AIM:
Look through the records that follow. Copy every line containing the word "name".

....

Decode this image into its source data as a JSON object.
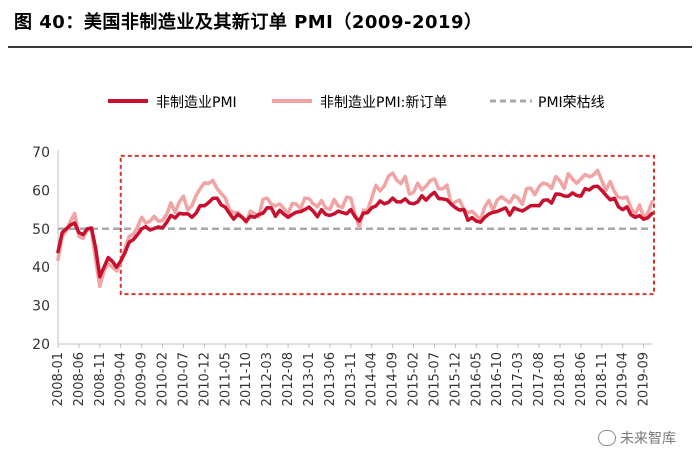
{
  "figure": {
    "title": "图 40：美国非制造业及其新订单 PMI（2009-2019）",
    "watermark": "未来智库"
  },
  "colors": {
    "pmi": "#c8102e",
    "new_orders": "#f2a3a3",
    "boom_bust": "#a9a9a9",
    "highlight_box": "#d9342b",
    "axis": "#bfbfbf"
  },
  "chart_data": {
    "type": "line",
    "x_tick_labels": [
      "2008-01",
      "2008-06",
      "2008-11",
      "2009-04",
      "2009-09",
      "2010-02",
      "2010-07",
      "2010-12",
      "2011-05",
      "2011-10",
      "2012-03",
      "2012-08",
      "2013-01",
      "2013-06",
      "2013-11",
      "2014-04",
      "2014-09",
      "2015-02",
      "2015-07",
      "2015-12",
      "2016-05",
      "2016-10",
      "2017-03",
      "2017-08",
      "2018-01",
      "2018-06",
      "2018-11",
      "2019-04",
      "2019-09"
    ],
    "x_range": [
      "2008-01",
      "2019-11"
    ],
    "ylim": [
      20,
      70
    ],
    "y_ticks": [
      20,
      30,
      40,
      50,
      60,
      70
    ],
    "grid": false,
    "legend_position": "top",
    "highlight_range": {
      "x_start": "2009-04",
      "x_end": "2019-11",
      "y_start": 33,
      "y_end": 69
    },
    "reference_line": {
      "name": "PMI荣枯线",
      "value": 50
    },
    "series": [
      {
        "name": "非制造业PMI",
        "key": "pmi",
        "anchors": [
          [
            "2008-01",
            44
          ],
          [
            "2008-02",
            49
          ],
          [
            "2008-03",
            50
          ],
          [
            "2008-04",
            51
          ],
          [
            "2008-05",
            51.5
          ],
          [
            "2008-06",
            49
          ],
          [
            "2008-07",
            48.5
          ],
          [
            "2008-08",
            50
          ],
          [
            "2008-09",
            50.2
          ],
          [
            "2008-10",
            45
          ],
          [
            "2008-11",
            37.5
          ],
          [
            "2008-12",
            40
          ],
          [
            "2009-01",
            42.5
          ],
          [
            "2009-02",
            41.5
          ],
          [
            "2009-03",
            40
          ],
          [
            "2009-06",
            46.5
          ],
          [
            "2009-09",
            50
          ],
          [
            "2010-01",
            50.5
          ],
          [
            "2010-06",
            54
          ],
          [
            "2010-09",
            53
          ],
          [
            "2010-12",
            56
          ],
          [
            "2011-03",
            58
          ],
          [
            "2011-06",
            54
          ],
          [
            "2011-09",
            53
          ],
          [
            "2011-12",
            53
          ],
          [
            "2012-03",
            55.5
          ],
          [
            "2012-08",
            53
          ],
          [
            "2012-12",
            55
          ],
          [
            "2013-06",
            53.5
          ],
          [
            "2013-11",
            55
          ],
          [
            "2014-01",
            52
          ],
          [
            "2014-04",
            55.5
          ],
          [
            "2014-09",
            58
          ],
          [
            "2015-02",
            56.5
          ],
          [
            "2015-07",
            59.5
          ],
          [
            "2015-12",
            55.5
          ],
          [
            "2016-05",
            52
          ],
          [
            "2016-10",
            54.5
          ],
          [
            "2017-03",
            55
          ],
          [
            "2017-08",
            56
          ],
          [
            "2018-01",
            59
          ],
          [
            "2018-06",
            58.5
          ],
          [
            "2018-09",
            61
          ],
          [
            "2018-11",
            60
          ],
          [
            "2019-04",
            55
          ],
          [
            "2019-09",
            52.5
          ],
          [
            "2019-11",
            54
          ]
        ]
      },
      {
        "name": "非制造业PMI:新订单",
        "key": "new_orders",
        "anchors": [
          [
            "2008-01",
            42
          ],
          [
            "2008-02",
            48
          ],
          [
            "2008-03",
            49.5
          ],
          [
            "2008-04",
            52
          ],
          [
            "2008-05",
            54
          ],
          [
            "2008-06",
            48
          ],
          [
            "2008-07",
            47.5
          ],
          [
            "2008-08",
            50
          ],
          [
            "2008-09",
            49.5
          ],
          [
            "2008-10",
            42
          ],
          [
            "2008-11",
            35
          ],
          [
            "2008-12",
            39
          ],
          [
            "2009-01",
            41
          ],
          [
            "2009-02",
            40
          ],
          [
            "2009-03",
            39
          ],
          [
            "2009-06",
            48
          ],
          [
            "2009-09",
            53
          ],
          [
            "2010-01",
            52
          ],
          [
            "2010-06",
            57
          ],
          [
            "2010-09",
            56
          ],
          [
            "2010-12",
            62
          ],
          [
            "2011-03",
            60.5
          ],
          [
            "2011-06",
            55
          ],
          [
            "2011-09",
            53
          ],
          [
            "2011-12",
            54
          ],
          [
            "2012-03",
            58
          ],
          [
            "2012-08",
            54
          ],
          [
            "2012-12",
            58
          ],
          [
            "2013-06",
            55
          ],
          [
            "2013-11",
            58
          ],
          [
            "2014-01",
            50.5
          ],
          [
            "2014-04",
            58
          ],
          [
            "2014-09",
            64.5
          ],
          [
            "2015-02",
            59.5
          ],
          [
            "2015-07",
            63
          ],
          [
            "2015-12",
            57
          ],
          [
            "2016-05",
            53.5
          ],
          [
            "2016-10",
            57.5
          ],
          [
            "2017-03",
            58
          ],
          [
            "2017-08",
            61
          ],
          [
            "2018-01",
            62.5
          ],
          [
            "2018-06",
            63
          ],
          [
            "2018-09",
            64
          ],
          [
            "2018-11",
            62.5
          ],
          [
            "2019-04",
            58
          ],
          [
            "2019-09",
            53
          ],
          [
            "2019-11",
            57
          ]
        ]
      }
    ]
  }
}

....

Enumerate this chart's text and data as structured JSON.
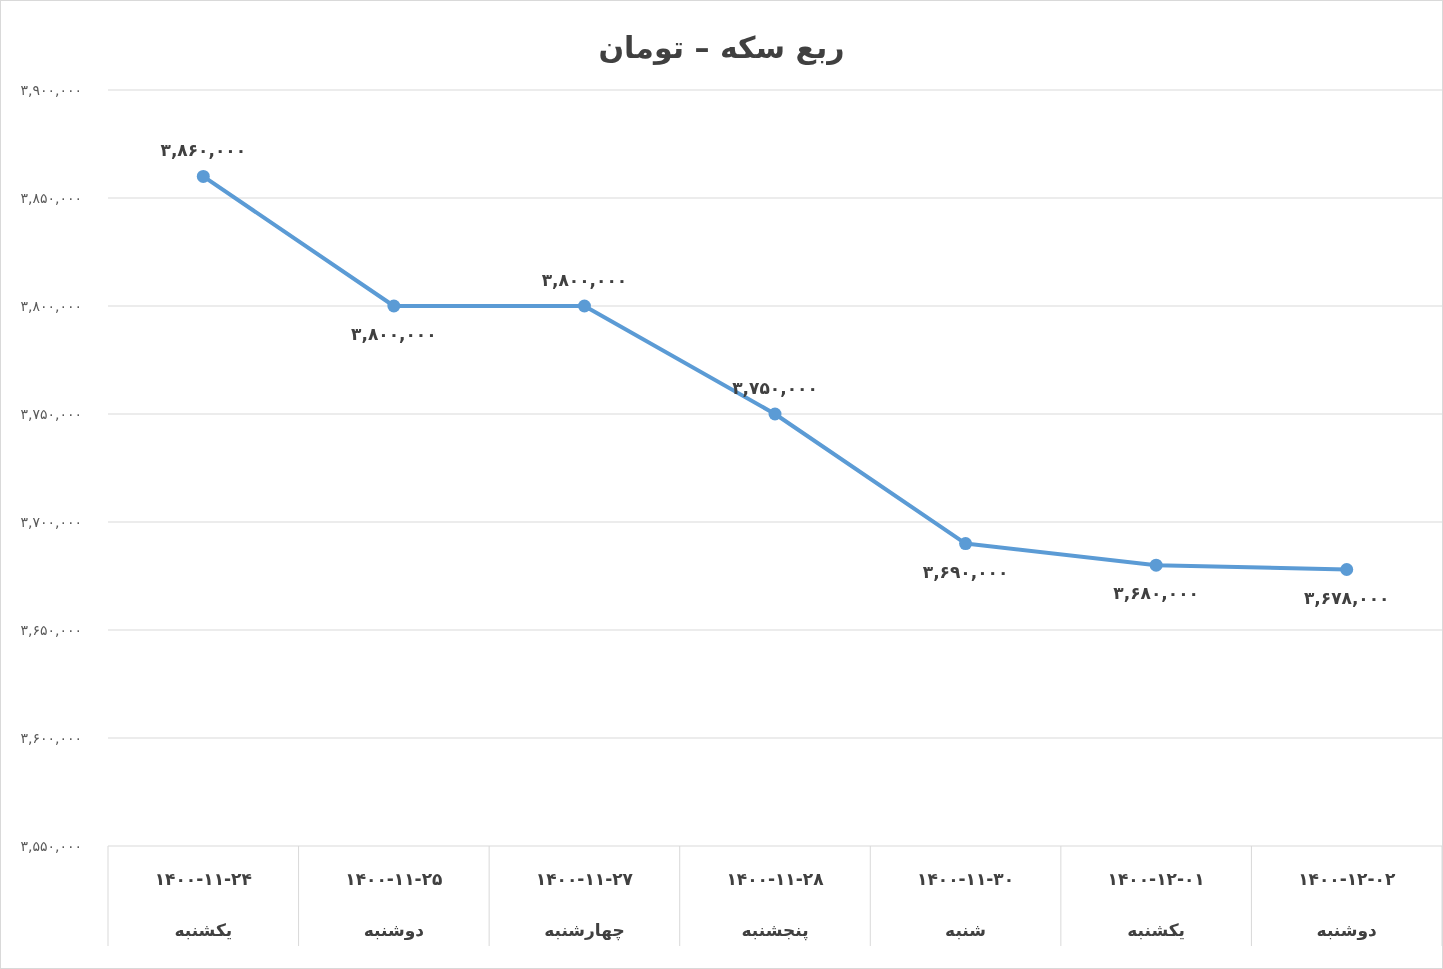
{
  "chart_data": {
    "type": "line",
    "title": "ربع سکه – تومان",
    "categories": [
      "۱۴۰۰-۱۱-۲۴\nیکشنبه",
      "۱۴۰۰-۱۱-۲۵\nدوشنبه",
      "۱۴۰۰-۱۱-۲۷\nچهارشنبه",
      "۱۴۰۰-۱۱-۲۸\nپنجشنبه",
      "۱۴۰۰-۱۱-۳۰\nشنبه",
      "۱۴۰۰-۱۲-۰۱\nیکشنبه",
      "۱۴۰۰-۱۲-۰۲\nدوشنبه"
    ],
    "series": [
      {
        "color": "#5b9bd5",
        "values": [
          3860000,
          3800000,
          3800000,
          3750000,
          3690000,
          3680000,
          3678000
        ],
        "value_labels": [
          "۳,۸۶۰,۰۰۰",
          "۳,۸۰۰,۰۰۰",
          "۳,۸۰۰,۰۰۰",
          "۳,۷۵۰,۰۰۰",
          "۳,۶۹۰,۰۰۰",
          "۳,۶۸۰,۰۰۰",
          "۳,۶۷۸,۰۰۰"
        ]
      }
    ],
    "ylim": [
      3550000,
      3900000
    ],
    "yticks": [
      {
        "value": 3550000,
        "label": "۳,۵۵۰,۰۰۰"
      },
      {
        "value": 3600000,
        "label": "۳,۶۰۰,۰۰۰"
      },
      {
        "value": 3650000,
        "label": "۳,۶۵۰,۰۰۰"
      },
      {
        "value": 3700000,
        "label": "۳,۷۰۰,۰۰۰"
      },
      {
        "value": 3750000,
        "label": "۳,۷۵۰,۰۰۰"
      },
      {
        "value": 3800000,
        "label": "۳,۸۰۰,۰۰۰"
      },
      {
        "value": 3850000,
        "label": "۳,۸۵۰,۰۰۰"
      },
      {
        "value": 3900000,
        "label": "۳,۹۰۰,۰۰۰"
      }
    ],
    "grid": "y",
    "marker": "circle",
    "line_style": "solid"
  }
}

....

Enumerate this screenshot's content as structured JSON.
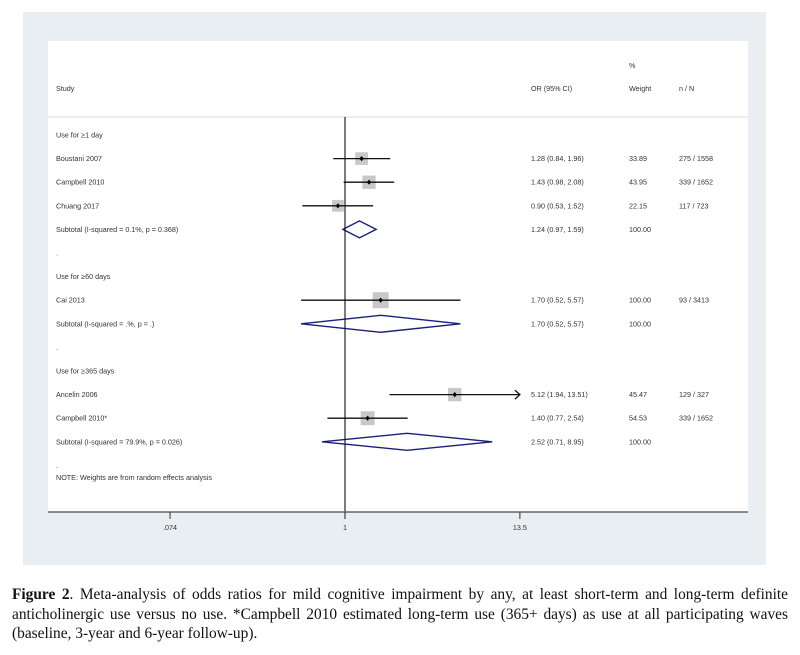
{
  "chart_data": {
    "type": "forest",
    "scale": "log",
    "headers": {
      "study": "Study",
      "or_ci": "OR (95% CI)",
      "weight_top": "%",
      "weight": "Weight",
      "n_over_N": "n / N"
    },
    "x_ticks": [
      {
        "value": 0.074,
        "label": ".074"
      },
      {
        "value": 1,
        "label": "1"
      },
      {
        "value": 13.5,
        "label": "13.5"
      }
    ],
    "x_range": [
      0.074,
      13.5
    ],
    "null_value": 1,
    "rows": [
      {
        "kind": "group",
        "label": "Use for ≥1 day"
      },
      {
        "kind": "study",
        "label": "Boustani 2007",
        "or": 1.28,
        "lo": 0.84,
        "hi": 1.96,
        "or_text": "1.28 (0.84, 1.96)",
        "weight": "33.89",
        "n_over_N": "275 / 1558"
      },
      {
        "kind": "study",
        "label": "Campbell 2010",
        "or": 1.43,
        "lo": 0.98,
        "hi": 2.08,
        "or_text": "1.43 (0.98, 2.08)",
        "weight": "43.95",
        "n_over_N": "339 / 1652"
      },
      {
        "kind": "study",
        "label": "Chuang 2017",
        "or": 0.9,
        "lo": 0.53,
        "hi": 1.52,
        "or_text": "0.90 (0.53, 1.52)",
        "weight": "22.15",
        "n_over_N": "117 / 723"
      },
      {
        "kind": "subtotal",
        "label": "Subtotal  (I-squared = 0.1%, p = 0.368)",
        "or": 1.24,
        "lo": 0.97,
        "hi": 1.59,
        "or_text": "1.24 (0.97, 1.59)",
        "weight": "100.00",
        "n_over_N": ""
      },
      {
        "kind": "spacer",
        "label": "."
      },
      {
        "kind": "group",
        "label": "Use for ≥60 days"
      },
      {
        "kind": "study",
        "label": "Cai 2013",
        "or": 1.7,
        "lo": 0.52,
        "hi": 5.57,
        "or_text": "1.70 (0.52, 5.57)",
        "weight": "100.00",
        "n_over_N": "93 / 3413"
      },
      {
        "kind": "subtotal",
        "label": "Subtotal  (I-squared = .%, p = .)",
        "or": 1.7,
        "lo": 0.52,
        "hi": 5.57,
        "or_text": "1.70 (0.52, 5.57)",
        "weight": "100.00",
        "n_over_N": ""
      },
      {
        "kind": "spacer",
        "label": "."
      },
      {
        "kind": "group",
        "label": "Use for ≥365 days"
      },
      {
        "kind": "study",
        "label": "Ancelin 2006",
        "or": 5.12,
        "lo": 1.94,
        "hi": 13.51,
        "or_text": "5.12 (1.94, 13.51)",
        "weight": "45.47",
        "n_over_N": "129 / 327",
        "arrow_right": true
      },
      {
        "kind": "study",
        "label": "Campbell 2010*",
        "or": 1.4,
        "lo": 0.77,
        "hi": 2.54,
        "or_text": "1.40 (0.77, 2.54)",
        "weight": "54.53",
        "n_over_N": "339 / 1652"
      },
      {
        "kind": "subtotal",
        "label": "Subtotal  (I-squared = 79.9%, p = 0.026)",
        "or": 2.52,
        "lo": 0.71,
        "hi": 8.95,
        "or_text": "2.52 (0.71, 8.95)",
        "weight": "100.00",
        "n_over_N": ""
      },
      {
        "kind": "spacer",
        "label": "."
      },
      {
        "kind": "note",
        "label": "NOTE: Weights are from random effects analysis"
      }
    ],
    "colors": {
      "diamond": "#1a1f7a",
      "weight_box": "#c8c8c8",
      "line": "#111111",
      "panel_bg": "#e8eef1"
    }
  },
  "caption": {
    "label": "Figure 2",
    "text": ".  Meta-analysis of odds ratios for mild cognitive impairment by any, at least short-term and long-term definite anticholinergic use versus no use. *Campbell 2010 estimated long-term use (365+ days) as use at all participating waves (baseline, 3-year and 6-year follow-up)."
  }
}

....

ANSWER TO THIS TASK:
      "name": "PMI荣枯线",
        "name": "非制造业PMI",
        "name": "非制造业PMI:新订单",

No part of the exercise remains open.